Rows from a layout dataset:
□ □ □
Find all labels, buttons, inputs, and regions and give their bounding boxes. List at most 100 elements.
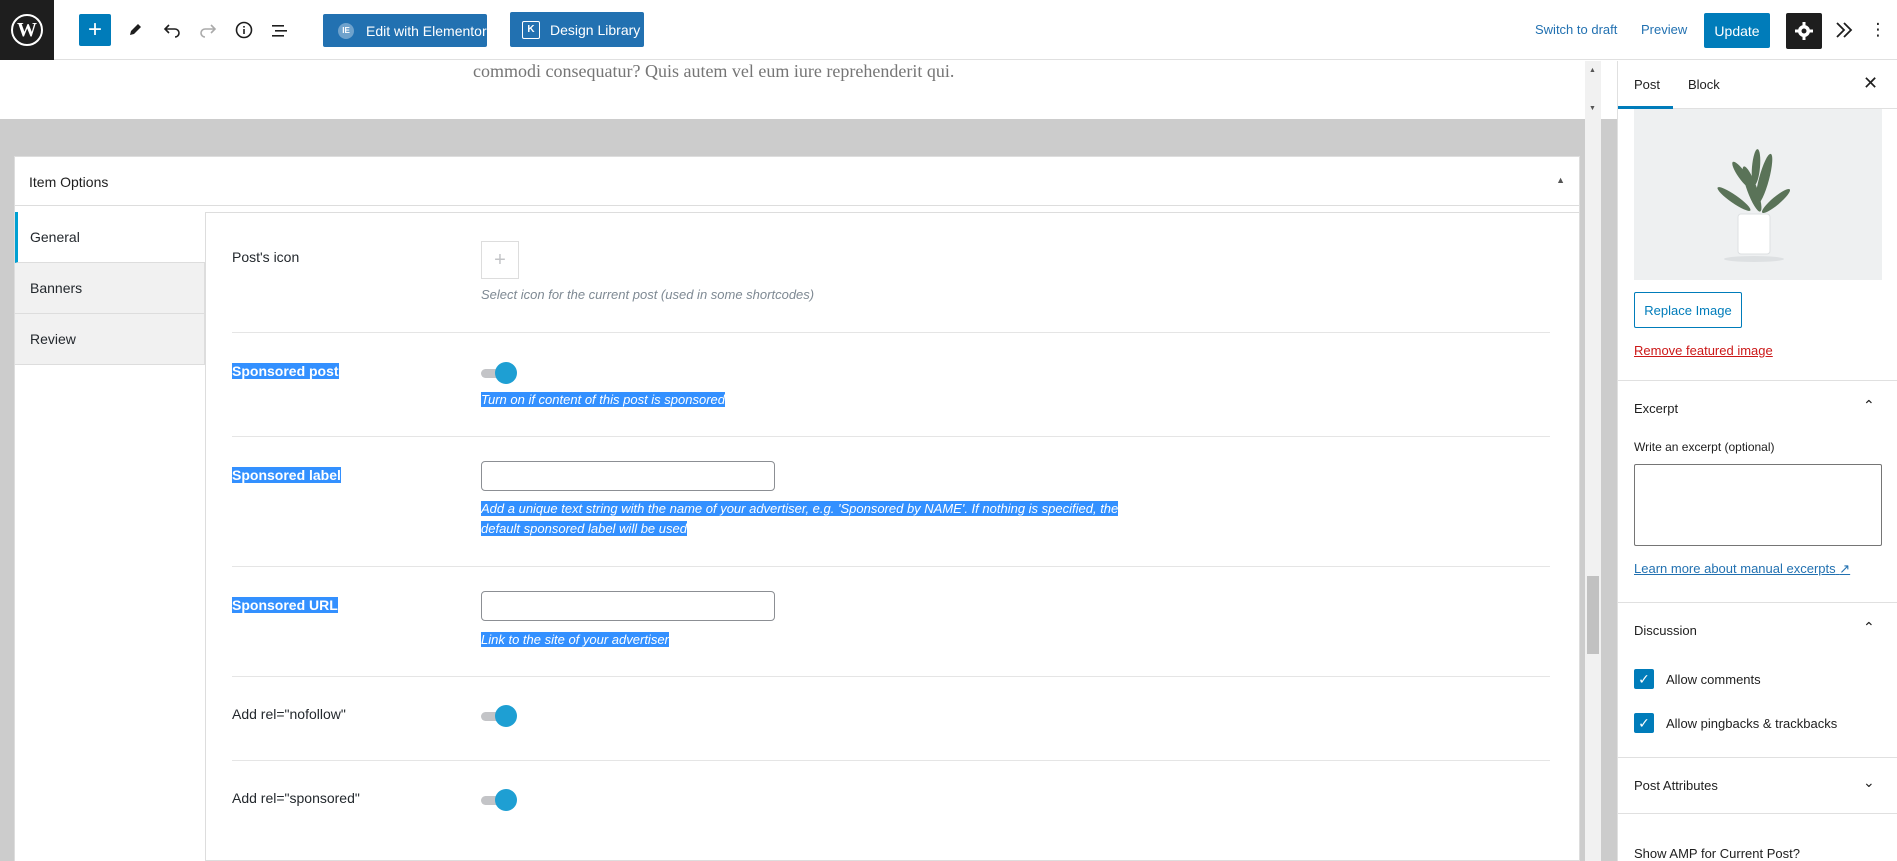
preview-button[interactable]: Preview (1641, 22, 1687, 37)
sponsored-url-desc-text: Link to the site of your advertiser (481, 632, 669, 647)
divider (232, 566, 1550, 567)
sponsored-post-toggle[interactable] (481, 362, 517, 384)
post-icon-picker[interactable]: + (481, 241, 519, 279)
editor-scrollbar[interactable]: ▲ ▼ (1585, 61, 1601, 861)
external-link-icon: ↗ (1839, 561, 1851, 576)
edit-with-elementor-label: Edit with Elementor (366, 22, 487, 39)
tab-review[interactable]: Review (15, 314, 205, 365)
edit-with-elementor-button[interactable]: IE Edit with Elementor (323, 14, 487, 47)
allow-comments-checkbox[interactable]: ✓ (1634, 669, 1654, 689)
tab-block[interactable]: Block (1688, 77, 1720, 92)
editor-canvas: commodi consequatur? Quis autem vel eum … (0, 61, 1617, 861)
redo-icon (200, 24, 217, 38)
toggle-knob (495, 705, 517, 727)
toggle-knob (495, 362, 517, 384)
scroll-up-icon[interactable]: ▲ (1589, 67, 1596, 74)
details-button[interactable] (232, 14, 256, 46)
list-view-button[interactable] (268, 14, 292, 46)
nofollow-label: Add rel="nofollow" (232, 706, 346, 722)
options-button[interactable]: ⋮ (1868, 14, 1888, 46)
plugin-sidebar-button[interactable] (1832, 14, 1856, 46)
discussion-panel-header[interactable]: Discussion ⌃ (1618, 602, 1897, 658)
check-icon: ✓ (1638, 670, 1650, 687)
toggle-knob (495, 789, 517, 811)
allow-pingbacks-label: Allow pingbacks & trackbacks (1666, 716, 1838, 731)
divider (232, 760, 1550, 761)
post-icon-description: Select icon for the current post (used i… (481, 287, 815, 302)
chevron-up-icon: ⌃ (1863, 397, 1875, 413)
divider (232, 436, 1550, 437)
settings-button[interactable] (1786, 13, 1822, 49)
amp-title: Show AMP for Current Post? (1634, 846, 1800, 861)
excerpt-panel-header[interactable]: Excerpt ⌃ (1618, 380, 1897, 436)
tab-general[interactable]: General (15, 212, 205, 263)
undo-button[interactable] (160, 14, 184, 46)
caret-up-icon[interactable]: ▲ (1556, 175, 1565, 185)
allow-pingbacks-checkbox[interactable]: ✓ (1634, 713, 1654, 733)
elementor-icon: IE (338, 22, 354, 39)
remove-featured-image-link[interactable]: Remove featured image (1634, 343, 1773, 358)
sidebar-tabs: Post Block ✕ (1618, 61, 1897, 109)
design-library-button[interactable]: K Design Library (510, 12, 644, 47)
sponsored-label-desc-line1: Add a unique text string with the name o… (481, 501, 1119, 516)
post-content: commodi consequatur? Quis autem vel eum … (0, 61, 1580, 119)
list-view-icon (272, 25, 287, 37)
plant-image (1634, 109, 1882, 280)
sponsored-url-input[interactable] (481, 591, 775, 621)
info-icon (235, 21, 253, 39)
sponsored-url-description: Link to the site of your advertiser (481, 630, 669, 650)
gear-icon (1795, 22, 1813, 40)
editor-toolbar: W + IE Edit with Elementor K Design Libr… (0, 0, 1897, 60)
settings-sidebar: Post Block ✕ Replace Image Remove featur… (1617, 61, 1897, 861)
nofollow-toggle[interactable] (481, 705, 517, 727)
sponsored-rel-label: Add rel="sponsored" (232, 790, 360, 806)
sponsored-post-label: Sponsored post (232, 363, 339, 379)
chevron-up-icon: ⌃ (1863, 619, 1875, 635)
kadence-icon: K (522, 20, 540, 39)
post-icon-label: Post's icon (232, 249, 300, 265)
plugin-icon (1836, 22, 1853, 38)
wordpress-icon: W (11, 14, 43, 46)
plus-icon: + (87, 16, 102, 43)
close-icon[interactable]: ✕ (1863, 73, 1878, 94)
learn-more-excerpts-link[interactable]: Learn more about manual excerpts ↗ (1634, 561, 1850, 577)
sponsored-label-input[interactable] (481, 461, 775, 491)
redo-button[interactable] (196, 14, 220, 46)
learn-more-label: Learn more about manual excerpts (1634, 561, 1836, 576)
featured-image[interactable] (1634, 109, 1882, 280)
sponsored-label-description: Add a unique text string with the name o… (481, 499, 1119, 539)
tools-button[interactable] (123, 14, 147, 46)
add-block-button[interactable]: + (79, 14, 111, 46)
tab-post[interactable]: Post (1634, 77, 1660, 92)
replace-image-button[interactable]: Replace Image (1634, 292, 1742, 328)
excerpt-title: Excerpt (1634, 401, 1679, 416)
chevron-down-icon: ⌄ (1863, 774, 1875, 790)
update-button[interactable]: Update (1704, 13, 1770, 48)
check-icon: ✓ (1638, 714, 1650, 731)
divider (232, 676, 1550, 677)
wordpress-logo-button[interactable]: W (0, 0, 54, 60)
sponsored-label-label: Sponsored label (232, 467, 341, 483)
sponsored-label-desc-line2: default sponsored label will be used (481, 521, 687, 536)
excerpt-textarea[interactable] (1634, 464, 1882, 546)
allow-comments-label: Allow comments (1666, 672, 1761, 687)
sponsored-post-description: Turn on if content of this post is spons… (481, 390, 726, 410)
undo-icon (163, 24, 180, 38)
scroll-down-icon[interactable]: ▼ (1589, 105, 1596, 112)
scrollbar-thumb[interactable] (1587, 576, 1599, 654)
item-options-header[interactable]: Item Options ▲ (15, 157, 1579, 206)
post-attributes-panel-header[interactable]: Post Attributes ⌄ (1618, 757, 1897, 813)
sponsored-url-label: Sponsored URL (232, 597, 338, 613)
post-attributes-title: Post Attributes (1634, 778, 1718, 793)
switch-to-draft-button[interactable]: Switch to draft (1535, 22, 1617, 37)
divider (232, 332, 1550, 333)
amp-panel-header[interactable]: Show AMP for Current Post? (1618, 813, 1897, 861)
tab-banners[interactable]: Banners (15, 263, 205, 314)
design-library-label: Design Library (550, 21, 641, 38)
pencil-icon (130, 24, 141, 35)
paragraph-block[interactable]: commodi consequatur? Quis autem vel eum … (473, 61, 954, 82)
excerpt-label: Write an excerpt (optional) (1634, 440, 1775, 454)
sponsored-rel-toggle[interactable] (481, 789, 517, 811)
item-options-title: Item Options (29, 174, 109, 190)
more-vertical-icon: ⋮ (1869, 20, 1887, 39)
□ □ □
Problem: Reproduce all of the lines above verbatim, omitting the picture from your answer.

Solution to the exercise:
Find all labels, buttons, inputs, and regions and give their bounding boxes. List at most 100 elements.
preview-button[interactable]: Preview (1641, 22, 1687, 37)
sponsored-url-desc-text: Link to the site of your advertiser (481, 632, 669, 647)
divider (232, 566, 1550, 567)
sponsored-post-toggle[interactable] (481, 362, 517, 384)
post-icon-picker[interactable]: + (481, 241, 519, 279)
editor-scrollbar[interactable]: ▲ ▼ (1585, 61, 1601, 861)
external-link-icon: ↗ (1839, 561, 1851, 576)
edit-with-elementor-label: Edit with Elementor (366, 22, 487, 39)
tab-review[interactable]: Review (15, 314, 205, 365)
edit-with-elementor-button[interactable]: IE Edit with Elementor (323, 14, 487, 47)
allow-comments-checkbox[interactable]: ✓ (1634, 669, 1654, 689)
tab-block[interactable]: Block (1688, 77, 1720, 92)
editor-canvas: commodi consequatur? Quis autem vel eum … (0, 61, 1617, 861)
redo-icon (200, 24, 217, 38)
toggle-knob (495, 705, 517, 727)
toggle-knob (495, 362, 517, 384)
scroll-up-icon[interactable]: ▲ (1589, 67, 1596, 74)
details-button[interactable] (232, 14, 256, 46)
list-view-button[interactable] (268, 14, 292, 46)
nofollow-label: Add rel="nofollow" (232, 706, 346, 722)
options-button[interactable]: ⋮ (1868, 14, 1888, 46)
plugin-sidebar-button[interactable] (1832, 14, 1856, 46)
discussion-panel-header[interactable]: Discussion ⌃ (1618, 602, 1897, 658)
check-icon: ✓ (1638, 670, 1650, 687)
toggle-knob (495, 789, 517, 811)
allow-pingbacks-label: Allow pingbacks & trackbacks (1666, 716, 1838, 731)
divider (232, 760, 1550, 761)
post-icon-description: Select icon for the current post (used i… (481, 287, 815, 302)
chevron-up-icon: ⌃ (1863, 397, 1875, 413)
divider (232, 436, 1550, 437)
settings-button[interactable] (1786, 13, 1822, 49)
amp-title: Show AMP for Current Post? (1634, 846, 1800, 861)
excerpt-panel-header[interactable]: Excerpt ⌃ (1618, 380, 1897, 436)
tab-general[interactable]: General (15, 212, 205, 263)
undo-button[interactable] (160, 14, 184, 46)
caret-up-icon[interactable]: ▲ (1556, 175, 1565, 185)
allow-pingbacks-checkbox[interactable]: ✓ (1634, 713, 1654, 733)
elementor-icon: IE (338, 22, 354, 39)
remove-featured-image-link[interactable]: Remove featured image (1634, 343, 1773, 358)
sidebar-tabs: Post Block ✕ (1618, 61, 1897, 109)
design-library-button[interactable]: K Design Library (510, 12, 644, 47)
sponsored-label-desc-line1: Add a unique text string with the name o… (481, 501, 1119, 516)
post-content: commodi consequatur? Quis autem vel eum … (0, 61, 1580, 119)
list-view-icon (272, 25, 287, 37)
plant-image (1634, 109, 1882, 280)
sponsored-url-input[interactable] (481, 591, 775, 621)
info-icon (235, 21, 253, 39)
sponsored-url-description: Link to the site of your advertiser (481, 630, 669, 650)
gear-icon (1795, 22, 1813, 40)
editor-toolbar: W + IE Edit with Elementor K Design Libr… (0, 0, 1897, 60)
settings-sidebar: Post Block ✕ Replace Image Remove featur… (1617, 61, 1897, 861)
nofollow-toggle[interactable] (481, 705, 517, 727)
sponsored-rel-label: Add rel="sponsored" (232, 790, 360, 806)
sponsored-post-label: Sponsored post (232, 363, 339, 379)
chevron-up-icon: ⌃ (1863, 619, 1875, 635)
kadence-icon: K (522, 20, 540, 39)
post-icon-label: Post's icon (232, 249, 300, 265)
plugin-icon (1836, 22, 1853, 38)
wordpress-icon: W (11, 14, 43, 46)
plus-icon: + (87, 16, 102, 43)
close-icon[interactable]: ✕ (1863, 73, 1878, 94)
learn-more-excerpts-link[interactable]: Learn more about manual excerpts ↗ (1634, 561, 1850, 577)
sponsored-label-input[interactable] (481, 461, 775, 491)
redo-button[interactable] (196, 14, 220, 46)
learn-more-label: Learn more about manual excerpts (1634, 561, 1836, 576)
featured-image[interactable] (1634, 109, 1882, 280)
sponsored-label-description: Add a unique text string with the name o… (481, 499, 1119, 539)
tools-button[interactable] (123, 14, 147, 46)
add-block-button[interactable]: + (79, 14, 111, 46)
tab-post[interactable]: Post (1634, 77, 1660, 92)
replace-image-button[interactable]: Replace Image (1634, 292, 1742, 328)
excerpt-title: Excerpt (1634, 401, 1679, 416)
chevron-down-icon: ⌄ (1863, 774, 1875, 790)
update-button[interactable]: Update (1704, 13, 1770, 48)
check-icon: ✓ (1638, 714, 1650, 731)
divider (232, 676, 1550, 677)
wordpress-logo-button[interactable]: W (0, 0, 54, 60)
sponsored-label-label: Sponsored label (232, 467, 341, 483)
sponsored-label-desc-line2: default sponsored label will be used (481, 521, 687, 536)
excerpt-textarea[interactable] (1634, 464, 1882, 546)
allow-comments-label: Allow comments (1666, 672, 1761, 687)
sponsored-post-description: Turn on if content of this post is spons… (481, 390, 726, 410)
undo-icon (163, 24, 180, 38)
scroll-down-icon[interactable]: ▼ (1589, 105, 1596, 112)
scrollbar-thumb[interactable] (1587, 576, 1599, 654)
item-options-header[interactable]: Item Options ▲ (15, 157, 1579, 206)
post-attributes-panel-header[interactable]: Post Attributes ⌄ (1618, 757, 1897, 813)
sponsored-url-label: Sponsored URL (232, 597, 338, 613)
post-attributes-title: Post Attributes (1634, 778, 1718, 793)
switch-to-draft-button[interactable]: Switch to draft (1535, 22, 1617, 37)
divider (232, 332, 1550, 333)
amp-panel-header[interactable]: Show AMP for Current Post? (1618, 813, 1897, 861)
tab-banners[interactable]: Banners (15, 263, 205, 314)
design-library-label: Design Library (550, 21, 641, 38)
pencil-icon (130, 24, 141, 35)
paragraph-block[interactable]: commodi consequatur? Quis autem vel eum … (473, 61, 954, 82)
excerpt-label: Write an excerpt (optional) (1634, 440, 1775, 454)
sponsored-rel-toggle[interactable] (481, 789, 517, 811)
item-options-title: Item Options (29, 174, 109, 190)
more-vertical-icon: ⋮ (1869, 20, 1887, 39)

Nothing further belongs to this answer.